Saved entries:
== == ==

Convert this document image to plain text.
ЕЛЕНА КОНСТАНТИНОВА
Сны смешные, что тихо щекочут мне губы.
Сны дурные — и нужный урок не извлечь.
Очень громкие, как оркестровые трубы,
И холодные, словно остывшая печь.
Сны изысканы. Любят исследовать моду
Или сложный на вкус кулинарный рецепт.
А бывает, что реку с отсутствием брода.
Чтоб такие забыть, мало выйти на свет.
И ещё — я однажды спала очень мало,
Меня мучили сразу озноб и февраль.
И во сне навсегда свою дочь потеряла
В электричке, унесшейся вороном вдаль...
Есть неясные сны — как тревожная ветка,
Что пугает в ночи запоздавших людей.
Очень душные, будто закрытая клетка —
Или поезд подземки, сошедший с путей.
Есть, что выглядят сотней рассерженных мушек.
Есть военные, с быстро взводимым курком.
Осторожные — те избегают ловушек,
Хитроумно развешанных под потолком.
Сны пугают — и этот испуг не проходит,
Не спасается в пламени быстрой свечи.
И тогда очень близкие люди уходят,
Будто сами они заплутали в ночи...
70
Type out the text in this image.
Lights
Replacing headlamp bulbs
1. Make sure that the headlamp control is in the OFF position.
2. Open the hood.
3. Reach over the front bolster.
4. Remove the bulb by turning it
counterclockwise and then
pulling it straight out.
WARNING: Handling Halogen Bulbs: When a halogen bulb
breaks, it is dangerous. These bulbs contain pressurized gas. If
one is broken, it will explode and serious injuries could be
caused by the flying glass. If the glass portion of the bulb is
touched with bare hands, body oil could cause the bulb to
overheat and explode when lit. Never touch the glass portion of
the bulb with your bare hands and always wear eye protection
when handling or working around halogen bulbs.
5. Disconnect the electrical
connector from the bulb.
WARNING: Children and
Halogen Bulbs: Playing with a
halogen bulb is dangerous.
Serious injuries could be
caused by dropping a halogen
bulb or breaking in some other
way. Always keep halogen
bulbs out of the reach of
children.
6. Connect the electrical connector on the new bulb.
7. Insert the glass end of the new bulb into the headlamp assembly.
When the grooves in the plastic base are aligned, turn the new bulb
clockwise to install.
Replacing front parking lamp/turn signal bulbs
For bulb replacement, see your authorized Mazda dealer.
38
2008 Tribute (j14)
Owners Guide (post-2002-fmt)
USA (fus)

== == ==

Gather each line from the entries above that includes the word "your".

the bulb with your bare hands and always wear eye protection
For bulb replacement, see your authorized Mazda dealer.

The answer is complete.